→ EXCERPTED TEXT:
=-=-=

And so there's a, you know, an exercise that I walk people through. There's a time audit that I recommend CEOs do so that they cons, consistently reassess the value of their time and ask themselves the question. Am I filling my day with the things that will drive the highest value to my business? Or have I reached the point where it is actually ROI positive for me to delegate that out because I would make more money by buying back my time.


Kathryn Thompson: So amazing. And that's basically what you help your clients with, right? Is this big, big part of it is helping them identify. Cause that was gonna be my question is like how do you know when it's time to shift the low level stuff to and hire team? 

Jhana Li: Yeah, absolutely. It's, it's at early stages, something that I help CEOs with directly.

But the reality is Catherine, like for many of the larger CEOs in your audience, it's something their operators should be [00:09:00] doing for them. Like the operator's job is to optimize everyone's time in the business, including and starting with the CEOs. Yeah. So CEOs don't necessarily always like their operator like.

Budding into their calendar that way. But if you give them the opportunity to say, Hey, audit me. Tell me what I should be doing. Tell me what should be coming off my plate, and then hire the person or build the system or automate the thing so I don't have to do it anymore. That's their job, right? It's just a matter of whether you are freeing up enough of their time and you're asking them for that.

Kathryn Thompson: Yeah, which is a big one I think, because if, if you're a C E O that's scaling, there's that control factor. Like, how do I relinquish control to the operator? Am I giving them the freedom to do this and or am I staying in the weeds of my company out of control and have I made that identity shift? Exactly.

Jhana Li: Exactly. To step up. Without number, without pitfall number one, we can't get to pitfall number two, right? Like if we continue to believe that our company comes just [00:10:00] down to us and what we can make happen, we're never going to give up the things that need to come off our plate so we can continue to show up at our best for our business.

Kathryn Thompson: Yeah. So brilliant. And then, then number two hinges on number three. Totally. 

Jhana Li: Yes. These things all linked together. Absolutely. Yeah. So number three to remind everybody is around strategy. Um, and again, i I will refer to what made you successful when you were small, when you were small. Success was all about what you said yes to.

Yes. I will try that, Mr. Client. Yes, we'll go after that niche. Yes, I will attempt this new service that I've never done before, but let's just try it, right? Like yes, always. Yes, all the time. That's what made you successful. You needed that like hyper creativity, rapid trial and error. That's how you found your product fit.

That's how you identified your niche. That's what made you build the foundation of the business you have today. It was brilliantly done. [00:11:00] And now that you're scaling a team, now that you are trying to move your company not just in all directions, but in a single direction, saying yes all the time. The thing that made you so successful up until now is now going to actively stall you out because yes, always starts rowing your boat in 10 different directions, and everyone's rowing in different directions, and everyone's rowing as hard as they can.

=-=-=

→ GOAL:
Carry on the conversation about scaling a company from its last sentence.

→ COLLECTED MATERIAL:
=-=-=

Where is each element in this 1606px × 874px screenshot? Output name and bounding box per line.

=-=-=

→ FINAL RESULT:
But if they're rowing in different directions, the net movement to the boat is zero. And so I see bus and I've seen literally like. 500 K per month, 800 K per month. Businesses absolutely flatlined just plateau in growth because the c e o never relinquished or understood that, wow, I am saying yes to too many things because in the moment, saying yes to this new product or this new offer is like, Ooh, more revenue.

In my pocket. Ooh, more money on the table. I can put it in my pocket, right? Without realizing that by sending your team in so many different directions, they can't [00:12:00] commit to a single direction and drive absolute compound momentum and growth in that direction. And at some point, your numbers just start to flatline because your team cannot keep up with the rate of innovation.


Kathryn Thompson: And again, if you're listening to this, you have to like replay this cuz this is just absolute genius because I see this so much too from the outside looking in, in, in companies. Yeah. Um, and being pulled in all of the different directions. What do you feel like is the hardest thing for a CO at this stage to let go of?

Yeah. Yeah. 

Jhana Li: I, the, the most common objection I get when I share this information with CEOs is, but innovation is what I love to do. Are you telling me I need to stop innovating in my business? And the answer is no. I'm not telling you that at all. You have to innovate. That's your unique genius. Nobody else at your company can innovate as well as you can, can [00:13:00] come up with ideas the way that you can.

I'm not telling you to turn off your superpower, right? Yeah. What your company is asking you to do. Is to choose a strategic vision. Choose a a cardinal direction. Are we going north? Are we going south or are we going west? Are we going east? Right? Choose a direction and then innovate that way, right? So once you have a strategic vision, you say, cool, we're going north.

Then if I'm coming up with 10 ideas every day, But nine of them would take us southwest and east. Now I have a, a, a bearing, I have a guideline against which I can evaluate my ideas and ask myself the question, is this really going to move us towards our strategic vision or is this a side quest? Is this a detour?

Is this a shiny object that, yeah, there's money on the table over there. But we know that the most money is directly in front of us if we just keep going, right? And so the, it's not a matter of stopping to innovate. It's a matter of becoming disciplined and recognizing that not every [00:14:00] idea you have is going to get executed.

And then again, this is where I'm calling on the operators here. Operators, you need to build the infrastructure around your C E O to support their genius and highlight their genius and allow them to continue to live in that creative space, but also filter their ideas systematically so that only the best ones, only the ones that are aligned with the strategic vision actually make it through and can actually be executed on.

Kathryn Thompson: Yeah, so that dynamic between the operator and the C E O, it's an interesting dynamic to watch because the operator. Is the one that's often saying no to the c e o and unless you have that skill to be able to really do that. Yes. And to hold that there's friction there. Right. And oftentimes we run from friction or we run from conflict.

It's like a bad thing. But in companies I often see, I'm like, that's when you see friction between that Opry and that co. That's a beautiful [00:15:00] thing. Yes. As long as that relationship stays healthy. But it's beautiful because it shows. That, that operator's really holding their ground in what gets filtered and what doesn't get filtered.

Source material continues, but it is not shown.